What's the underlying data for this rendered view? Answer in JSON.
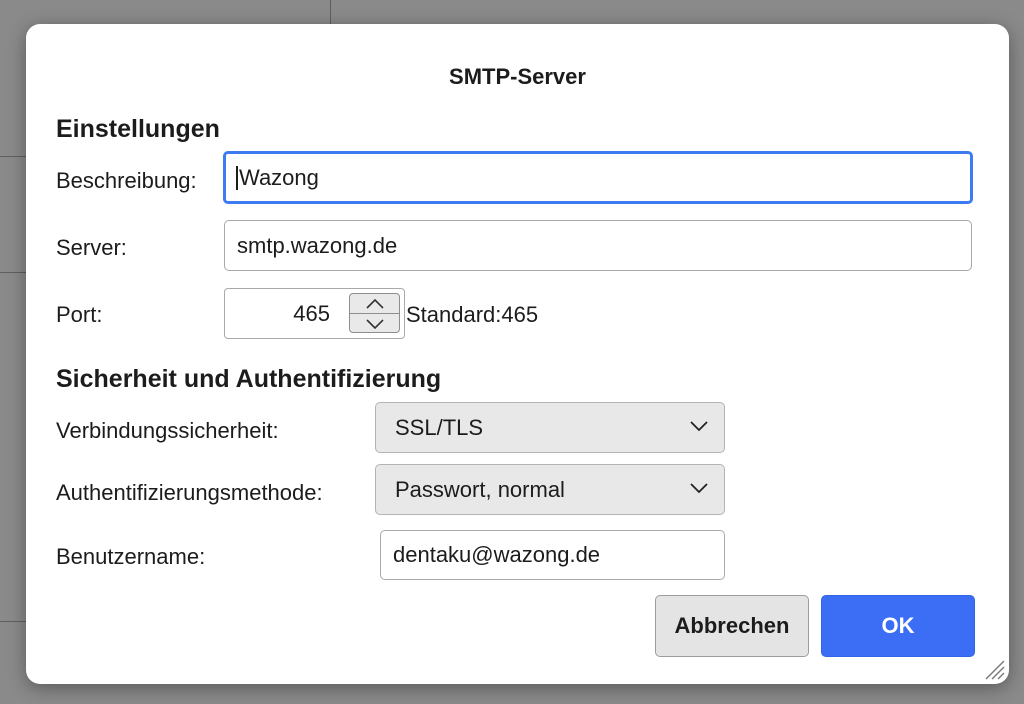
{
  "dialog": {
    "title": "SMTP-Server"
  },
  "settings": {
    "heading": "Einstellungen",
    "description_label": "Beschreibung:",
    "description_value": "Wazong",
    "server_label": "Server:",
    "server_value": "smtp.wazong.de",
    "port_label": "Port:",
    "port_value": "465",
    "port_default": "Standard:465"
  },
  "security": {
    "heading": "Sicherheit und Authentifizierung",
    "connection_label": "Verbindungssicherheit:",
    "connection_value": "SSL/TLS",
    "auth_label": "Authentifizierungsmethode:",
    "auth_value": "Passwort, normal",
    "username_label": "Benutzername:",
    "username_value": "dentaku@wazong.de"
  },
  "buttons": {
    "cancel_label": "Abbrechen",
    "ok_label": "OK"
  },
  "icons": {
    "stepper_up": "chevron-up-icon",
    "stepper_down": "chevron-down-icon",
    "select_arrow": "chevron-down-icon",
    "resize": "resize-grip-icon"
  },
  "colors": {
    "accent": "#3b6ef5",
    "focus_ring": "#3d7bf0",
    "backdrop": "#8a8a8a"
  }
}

+--

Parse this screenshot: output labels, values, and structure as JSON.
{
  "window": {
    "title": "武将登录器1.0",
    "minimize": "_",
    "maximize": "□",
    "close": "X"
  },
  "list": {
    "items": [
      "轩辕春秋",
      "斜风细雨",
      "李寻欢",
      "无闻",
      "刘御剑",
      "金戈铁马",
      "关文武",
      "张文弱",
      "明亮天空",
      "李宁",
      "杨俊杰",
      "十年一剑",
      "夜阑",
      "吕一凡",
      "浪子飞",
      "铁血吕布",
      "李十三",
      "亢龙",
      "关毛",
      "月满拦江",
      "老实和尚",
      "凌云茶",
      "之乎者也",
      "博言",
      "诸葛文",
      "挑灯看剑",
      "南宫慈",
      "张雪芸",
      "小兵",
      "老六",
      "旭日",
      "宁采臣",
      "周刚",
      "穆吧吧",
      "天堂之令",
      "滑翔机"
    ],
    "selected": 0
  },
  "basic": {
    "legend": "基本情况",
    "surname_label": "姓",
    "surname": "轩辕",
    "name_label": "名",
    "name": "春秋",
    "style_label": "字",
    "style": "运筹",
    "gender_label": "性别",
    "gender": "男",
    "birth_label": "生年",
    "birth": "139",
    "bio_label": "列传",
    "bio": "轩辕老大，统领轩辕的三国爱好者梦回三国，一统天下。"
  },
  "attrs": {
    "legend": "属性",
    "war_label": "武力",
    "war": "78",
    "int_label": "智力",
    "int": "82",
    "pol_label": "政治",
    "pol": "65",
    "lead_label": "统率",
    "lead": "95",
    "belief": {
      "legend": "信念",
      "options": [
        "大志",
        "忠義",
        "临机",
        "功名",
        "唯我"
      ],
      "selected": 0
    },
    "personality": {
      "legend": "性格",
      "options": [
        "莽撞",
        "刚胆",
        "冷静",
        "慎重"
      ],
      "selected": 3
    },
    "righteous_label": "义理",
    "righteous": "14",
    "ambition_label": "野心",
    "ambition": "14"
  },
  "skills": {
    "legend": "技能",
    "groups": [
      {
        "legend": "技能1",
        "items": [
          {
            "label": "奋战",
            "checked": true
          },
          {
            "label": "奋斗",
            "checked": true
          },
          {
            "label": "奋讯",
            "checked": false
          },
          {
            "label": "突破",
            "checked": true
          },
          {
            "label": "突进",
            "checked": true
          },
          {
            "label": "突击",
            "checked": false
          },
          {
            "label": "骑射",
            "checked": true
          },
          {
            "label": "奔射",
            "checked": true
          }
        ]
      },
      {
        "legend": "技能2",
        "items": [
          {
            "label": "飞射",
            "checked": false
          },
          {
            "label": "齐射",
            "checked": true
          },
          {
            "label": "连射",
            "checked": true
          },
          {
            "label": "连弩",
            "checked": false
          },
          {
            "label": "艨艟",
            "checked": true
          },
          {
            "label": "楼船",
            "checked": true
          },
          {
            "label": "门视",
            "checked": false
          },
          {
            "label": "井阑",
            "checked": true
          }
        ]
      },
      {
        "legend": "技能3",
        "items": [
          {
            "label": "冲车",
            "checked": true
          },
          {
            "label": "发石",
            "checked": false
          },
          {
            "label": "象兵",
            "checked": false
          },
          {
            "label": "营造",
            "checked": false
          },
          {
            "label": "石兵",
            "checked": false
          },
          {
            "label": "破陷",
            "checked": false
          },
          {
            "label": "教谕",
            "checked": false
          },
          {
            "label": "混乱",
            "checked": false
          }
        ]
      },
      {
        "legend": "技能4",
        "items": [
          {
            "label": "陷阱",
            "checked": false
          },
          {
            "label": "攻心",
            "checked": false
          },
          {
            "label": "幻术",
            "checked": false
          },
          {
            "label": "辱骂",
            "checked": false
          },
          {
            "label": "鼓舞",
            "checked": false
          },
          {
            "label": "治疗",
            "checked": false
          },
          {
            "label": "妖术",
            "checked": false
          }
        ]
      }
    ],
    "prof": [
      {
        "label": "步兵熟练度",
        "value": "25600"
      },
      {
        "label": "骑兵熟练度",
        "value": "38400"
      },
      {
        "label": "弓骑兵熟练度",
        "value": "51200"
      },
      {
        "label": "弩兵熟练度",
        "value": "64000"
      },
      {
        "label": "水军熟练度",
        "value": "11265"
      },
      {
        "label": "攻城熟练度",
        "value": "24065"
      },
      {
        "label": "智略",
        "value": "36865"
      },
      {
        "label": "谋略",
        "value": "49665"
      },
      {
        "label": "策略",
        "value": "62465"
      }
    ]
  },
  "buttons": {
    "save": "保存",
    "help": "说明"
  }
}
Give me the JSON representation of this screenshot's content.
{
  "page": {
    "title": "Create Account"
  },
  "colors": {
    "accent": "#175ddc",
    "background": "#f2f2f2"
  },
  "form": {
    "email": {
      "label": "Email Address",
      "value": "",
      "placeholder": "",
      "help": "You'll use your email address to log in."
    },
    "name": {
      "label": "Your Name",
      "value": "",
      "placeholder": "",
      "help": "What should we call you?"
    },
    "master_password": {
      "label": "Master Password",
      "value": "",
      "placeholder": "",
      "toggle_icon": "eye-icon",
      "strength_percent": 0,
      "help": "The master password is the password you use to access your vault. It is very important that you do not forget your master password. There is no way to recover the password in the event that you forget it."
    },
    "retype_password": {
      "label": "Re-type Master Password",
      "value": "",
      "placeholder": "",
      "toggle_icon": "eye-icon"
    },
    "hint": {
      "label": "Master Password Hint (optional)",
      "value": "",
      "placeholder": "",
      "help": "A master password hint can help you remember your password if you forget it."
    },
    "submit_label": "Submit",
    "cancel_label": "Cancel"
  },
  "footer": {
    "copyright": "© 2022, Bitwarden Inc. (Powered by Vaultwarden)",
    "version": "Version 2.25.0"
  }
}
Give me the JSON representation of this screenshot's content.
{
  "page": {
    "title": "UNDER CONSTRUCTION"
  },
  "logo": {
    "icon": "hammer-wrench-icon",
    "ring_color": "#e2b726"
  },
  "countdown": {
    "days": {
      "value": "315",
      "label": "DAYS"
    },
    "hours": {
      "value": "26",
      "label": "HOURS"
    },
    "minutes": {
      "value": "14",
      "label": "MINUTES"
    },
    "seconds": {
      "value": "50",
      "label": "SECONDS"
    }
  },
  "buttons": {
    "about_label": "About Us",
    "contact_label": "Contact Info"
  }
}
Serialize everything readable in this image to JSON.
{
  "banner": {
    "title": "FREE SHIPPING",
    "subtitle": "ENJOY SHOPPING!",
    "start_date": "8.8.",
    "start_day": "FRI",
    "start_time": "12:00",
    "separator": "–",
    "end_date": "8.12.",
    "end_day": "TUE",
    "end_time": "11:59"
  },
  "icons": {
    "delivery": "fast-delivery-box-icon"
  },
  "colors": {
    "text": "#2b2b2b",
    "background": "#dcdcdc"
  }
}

+--

→ **EXERCISE REQUIREMENTS**: Copy every line from the entries that contains the word "this".

→ **PROBLEM SOLUTION**:
What's the underlying data for this rendered view? Answer in JSON.
Parse this screenshot: output labels, values, and structure as JSON.
Give me the JSON representation of this screenshot's content.
Give me the JSON representation of this screenshot's content.
Serialize everything readable in this image to JSON.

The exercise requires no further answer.